---------- Supplied entries ----------

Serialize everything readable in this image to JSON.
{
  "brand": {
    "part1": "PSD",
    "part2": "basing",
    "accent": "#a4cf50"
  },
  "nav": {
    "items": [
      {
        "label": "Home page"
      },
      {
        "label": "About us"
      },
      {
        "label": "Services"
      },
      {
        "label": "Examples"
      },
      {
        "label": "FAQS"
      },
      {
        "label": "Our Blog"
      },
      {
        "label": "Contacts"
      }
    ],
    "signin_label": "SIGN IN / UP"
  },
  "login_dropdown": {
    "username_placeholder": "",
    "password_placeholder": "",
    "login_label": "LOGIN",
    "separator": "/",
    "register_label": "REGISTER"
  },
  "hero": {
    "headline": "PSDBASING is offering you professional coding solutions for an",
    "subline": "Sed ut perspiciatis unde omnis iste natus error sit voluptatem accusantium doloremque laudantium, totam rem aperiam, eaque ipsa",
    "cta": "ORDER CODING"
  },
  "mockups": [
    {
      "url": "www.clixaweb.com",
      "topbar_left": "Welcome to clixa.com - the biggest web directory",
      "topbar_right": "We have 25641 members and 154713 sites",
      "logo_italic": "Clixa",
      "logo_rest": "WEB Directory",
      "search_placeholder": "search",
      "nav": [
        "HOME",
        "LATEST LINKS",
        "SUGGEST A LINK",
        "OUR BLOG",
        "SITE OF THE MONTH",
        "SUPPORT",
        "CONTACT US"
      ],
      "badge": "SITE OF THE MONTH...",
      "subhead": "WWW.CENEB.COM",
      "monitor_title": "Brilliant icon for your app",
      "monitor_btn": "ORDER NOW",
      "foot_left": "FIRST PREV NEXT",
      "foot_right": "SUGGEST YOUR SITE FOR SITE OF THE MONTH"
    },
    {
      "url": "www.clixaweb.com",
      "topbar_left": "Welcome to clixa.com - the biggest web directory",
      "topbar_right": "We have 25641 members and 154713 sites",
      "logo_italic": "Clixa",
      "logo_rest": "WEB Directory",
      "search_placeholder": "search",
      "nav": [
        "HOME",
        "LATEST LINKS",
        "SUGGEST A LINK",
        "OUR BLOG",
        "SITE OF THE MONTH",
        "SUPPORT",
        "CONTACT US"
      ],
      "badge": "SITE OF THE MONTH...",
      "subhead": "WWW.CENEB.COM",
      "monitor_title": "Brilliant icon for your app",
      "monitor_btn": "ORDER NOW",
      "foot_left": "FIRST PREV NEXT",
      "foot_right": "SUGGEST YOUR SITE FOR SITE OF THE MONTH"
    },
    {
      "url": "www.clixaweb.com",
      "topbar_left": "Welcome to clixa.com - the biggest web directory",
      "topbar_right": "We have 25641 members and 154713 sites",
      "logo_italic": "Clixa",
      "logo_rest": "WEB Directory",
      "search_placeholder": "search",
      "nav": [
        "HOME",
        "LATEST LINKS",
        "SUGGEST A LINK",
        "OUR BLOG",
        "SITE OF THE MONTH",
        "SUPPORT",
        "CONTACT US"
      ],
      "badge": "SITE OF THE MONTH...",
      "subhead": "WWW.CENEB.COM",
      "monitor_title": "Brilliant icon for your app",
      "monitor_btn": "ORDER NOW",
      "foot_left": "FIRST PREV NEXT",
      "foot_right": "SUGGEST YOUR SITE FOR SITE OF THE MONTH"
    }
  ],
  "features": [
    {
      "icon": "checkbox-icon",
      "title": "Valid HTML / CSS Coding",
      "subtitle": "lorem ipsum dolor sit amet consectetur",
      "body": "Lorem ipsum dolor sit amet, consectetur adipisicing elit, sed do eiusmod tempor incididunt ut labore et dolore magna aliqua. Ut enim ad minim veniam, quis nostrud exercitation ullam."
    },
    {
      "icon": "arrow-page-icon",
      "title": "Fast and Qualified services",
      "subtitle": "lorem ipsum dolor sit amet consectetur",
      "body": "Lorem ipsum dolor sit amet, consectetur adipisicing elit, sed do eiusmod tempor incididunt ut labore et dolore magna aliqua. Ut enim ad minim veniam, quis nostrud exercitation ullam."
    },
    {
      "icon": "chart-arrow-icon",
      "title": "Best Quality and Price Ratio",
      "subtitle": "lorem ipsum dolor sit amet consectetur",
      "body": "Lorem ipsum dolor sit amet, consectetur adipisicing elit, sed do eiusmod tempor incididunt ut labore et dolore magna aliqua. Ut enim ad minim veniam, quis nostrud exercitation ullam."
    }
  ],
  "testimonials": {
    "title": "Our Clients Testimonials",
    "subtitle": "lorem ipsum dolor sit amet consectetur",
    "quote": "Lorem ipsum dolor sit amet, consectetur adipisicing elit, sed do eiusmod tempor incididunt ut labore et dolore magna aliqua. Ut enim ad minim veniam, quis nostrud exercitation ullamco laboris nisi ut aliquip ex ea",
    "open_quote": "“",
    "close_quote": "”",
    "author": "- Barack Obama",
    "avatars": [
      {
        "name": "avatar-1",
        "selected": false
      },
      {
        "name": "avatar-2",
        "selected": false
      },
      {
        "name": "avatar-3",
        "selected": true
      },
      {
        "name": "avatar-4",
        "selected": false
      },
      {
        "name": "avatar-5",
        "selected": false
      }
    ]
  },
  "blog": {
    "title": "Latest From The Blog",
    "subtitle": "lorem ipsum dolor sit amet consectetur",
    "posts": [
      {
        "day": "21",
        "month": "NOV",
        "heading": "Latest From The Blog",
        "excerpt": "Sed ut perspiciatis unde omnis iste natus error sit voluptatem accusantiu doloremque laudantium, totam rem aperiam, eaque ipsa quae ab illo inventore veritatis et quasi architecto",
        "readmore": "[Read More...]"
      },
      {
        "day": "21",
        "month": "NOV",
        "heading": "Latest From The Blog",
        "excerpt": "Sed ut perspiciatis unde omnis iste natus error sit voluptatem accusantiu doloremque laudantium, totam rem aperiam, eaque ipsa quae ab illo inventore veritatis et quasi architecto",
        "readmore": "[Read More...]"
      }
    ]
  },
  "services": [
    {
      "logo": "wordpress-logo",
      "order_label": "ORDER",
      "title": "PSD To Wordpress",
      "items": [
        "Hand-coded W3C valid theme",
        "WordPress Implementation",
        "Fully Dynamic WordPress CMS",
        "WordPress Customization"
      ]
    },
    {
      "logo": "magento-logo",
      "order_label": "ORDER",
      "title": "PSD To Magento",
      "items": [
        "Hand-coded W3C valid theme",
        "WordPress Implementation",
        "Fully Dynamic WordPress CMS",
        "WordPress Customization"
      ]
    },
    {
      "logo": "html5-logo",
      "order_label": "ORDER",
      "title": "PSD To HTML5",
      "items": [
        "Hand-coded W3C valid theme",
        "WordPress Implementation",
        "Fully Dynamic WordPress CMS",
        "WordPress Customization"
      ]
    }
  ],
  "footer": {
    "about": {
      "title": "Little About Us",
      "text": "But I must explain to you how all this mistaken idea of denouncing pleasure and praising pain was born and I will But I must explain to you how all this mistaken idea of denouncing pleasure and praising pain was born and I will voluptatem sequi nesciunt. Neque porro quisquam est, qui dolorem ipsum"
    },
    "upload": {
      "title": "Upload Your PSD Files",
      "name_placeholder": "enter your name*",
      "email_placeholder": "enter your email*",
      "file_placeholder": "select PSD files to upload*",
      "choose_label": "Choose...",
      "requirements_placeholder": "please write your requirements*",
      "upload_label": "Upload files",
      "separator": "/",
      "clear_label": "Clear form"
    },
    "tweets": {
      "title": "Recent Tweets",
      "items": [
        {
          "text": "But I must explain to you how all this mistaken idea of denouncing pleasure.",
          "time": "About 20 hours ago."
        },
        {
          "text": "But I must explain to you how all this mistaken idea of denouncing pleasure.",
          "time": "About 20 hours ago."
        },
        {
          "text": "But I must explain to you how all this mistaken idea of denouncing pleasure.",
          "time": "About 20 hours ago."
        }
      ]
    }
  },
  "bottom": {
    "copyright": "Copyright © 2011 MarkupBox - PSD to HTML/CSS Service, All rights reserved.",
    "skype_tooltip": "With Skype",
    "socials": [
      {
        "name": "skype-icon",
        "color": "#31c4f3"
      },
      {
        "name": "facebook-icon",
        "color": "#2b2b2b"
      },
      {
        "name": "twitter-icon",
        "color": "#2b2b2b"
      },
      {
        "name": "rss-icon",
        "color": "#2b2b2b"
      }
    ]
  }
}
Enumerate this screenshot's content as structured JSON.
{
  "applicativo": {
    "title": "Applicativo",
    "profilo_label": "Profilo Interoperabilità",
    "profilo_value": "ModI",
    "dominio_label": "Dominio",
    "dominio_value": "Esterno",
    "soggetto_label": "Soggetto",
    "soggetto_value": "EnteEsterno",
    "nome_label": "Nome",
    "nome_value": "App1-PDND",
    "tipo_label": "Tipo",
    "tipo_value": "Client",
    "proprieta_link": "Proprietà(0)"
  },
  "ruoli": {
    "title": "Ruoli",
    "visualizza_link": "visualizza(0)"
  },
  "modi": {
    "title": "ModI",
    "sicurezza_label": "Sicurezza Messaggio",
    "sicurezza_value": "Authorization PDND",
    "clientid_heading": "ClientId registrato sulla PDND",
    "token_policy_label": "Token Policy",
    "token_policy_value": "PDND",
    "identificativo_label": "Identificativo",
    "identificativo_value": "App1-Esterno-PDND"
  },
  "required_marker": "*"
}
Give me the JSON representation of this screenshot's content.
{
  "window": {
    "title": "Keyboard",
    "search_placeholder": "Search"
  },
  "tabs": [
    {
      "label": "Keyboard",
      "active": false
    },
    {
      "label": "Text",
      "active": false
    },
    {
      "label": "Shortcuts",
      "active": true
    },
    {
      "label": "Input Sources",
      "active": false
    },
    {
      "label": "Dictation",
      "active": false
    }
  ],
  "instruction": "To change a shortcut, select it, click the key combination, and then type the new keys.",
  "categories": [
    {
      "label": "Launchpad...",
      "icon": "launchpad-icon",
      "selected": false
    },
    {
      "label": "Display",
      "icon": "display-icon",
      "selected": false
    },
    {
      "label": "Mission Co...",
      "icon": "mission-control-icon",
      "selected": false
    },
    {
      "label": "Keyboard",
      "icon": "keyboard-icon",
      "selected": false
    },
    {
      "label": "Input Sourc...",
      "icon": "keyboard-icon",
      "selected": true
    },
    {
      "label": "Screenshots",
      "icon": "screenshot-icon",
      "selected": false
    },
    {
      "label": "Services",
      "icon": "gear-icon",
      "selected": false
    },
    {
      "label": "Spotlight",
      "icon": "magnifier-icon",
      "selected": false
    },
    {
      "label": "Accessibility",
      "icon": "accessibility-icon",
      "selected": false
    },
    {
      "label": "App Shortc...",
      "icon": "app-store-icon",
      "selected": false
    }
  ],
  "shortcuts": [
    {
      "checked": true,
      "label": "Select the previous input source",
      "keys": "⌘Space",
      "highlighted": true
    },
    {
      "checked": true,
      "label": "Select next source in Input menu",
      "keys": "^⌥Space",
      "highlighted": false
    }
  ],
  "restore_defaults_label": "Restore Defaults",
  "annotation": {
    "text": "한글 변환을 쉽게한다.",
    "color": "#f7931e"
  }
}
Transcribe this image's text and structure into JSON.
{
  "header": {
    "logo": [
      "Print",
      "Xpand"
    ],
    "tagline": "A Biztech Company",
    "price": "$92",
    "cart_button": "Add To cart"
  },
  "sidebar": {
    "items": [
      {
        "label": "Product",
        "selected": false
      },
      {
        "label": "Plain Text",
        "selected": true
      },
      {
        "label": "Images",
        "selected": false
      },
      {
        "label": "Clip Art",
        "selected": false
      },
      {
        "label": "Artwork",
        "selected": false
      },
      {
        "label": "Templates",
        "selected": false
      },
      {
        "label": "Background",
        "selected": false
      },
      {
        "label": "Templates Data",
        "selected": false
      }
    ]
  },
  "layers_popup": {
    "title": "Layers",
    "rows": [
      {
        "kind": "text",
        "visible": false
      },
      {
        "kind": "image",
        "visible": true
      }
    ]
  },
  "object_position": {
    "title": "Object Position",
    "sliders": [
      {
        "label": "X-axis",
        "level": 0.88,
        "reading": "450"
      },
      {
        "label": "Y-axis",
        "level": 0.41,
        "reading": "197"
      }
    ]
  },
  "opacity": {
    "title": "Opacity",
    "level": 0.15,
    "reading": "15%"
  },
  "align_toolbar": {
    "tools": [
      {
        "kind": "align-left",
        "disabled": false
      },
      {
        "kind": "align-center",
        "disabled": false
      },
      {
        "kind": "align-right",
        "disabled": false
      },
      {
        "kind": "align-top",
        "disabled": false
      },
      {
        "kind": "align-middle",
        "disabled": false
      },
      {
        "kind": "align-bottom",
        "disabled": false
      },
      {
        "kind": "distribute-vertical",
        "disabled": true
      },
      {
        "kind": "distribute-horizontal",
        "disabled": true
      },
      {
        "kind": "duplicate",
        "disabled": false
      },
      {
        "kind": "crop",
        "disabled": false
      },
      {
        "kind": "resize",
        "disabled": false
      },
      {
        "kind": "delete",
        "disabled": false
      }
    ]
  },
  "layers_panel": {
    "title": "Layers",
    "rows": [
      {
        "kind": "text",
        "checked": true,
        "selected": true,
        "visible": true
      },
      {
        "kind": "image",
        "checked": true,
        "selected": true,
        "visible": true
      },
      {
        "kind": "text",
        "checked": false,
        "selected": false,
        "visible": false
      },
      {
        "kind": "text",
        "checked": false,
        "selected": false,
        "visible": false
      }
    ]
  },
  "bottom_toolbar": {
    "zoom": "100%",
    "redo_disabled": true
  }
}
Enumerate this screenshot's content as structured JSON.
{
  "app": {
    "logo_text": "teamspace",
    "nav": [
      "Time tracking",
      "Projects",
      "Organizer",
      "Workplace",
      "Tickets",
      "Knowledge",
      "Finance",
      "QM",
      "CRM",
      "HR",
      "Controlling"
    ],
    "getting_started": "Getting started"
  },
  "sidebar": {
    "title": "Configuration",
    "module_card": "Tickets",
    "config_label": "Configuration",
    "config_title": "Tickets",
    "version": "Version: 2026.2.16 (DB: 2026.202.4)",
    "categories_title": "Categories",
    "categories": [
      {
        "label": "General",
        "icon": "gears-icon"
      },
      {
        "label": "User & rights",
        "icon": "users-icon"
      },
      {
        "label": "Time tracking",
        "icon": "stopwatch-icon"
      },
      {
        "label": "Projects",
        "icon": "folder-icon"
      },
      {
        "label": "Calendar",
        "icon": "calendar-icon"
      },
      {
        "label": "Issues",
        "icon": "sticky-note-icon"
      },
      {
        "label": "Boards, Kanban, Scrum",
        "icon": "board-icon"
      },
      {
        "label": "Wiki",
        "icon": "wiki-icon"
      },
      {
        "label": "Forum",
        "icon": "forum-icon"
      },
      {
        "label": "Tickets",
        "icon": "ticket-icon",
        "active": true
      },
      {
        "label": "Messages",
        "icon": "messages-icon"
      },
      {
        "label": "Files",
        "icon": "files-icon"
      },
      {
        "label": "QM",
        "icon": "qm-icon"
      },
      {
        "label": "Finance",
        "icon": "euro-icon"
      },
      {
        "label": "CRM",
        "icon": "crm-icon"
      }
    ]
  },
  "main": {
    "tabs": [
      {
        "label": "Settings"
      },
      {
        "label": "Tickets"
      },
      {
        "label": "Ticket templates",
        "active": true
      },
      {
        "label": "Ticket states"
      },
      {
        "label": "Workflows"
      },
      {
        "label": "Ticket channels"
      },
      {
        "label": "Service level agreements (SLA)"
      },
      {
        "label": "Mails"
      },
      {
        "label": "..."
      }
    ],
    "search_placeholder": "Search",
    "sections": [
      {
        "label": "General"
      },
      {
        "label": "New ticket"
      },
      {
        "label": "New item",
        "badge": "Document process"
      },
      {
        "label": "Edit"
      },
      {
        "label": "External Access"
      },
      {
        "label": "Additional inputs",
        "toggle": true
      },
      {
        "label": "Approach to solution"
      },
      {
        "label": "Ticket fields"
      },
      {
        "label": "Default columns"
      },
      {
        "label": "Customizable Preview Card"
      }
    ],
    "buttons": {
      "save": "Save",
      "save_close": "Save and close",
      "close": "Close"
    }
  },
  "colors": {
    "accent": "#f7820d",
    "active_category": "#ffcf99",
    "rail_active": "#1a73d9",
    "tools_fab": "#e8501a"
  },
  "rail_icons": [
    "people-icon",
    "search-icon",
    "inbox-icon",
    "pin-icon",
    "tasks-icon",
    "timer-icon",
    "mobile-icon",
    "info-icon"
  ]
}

----------

# Directions for this task
Extract all lines from the data in which "PDND" is found.

# Answer to the exercise
    "nome_value": "App1-PDND",
    "sicurezza_value": "Authorization PDND",
    "clientid_heading": "ClientId registrato sulla PDND",
    "token_policy_value": "PDND",
    "identificativo_value": "App1-Esterno-PDND"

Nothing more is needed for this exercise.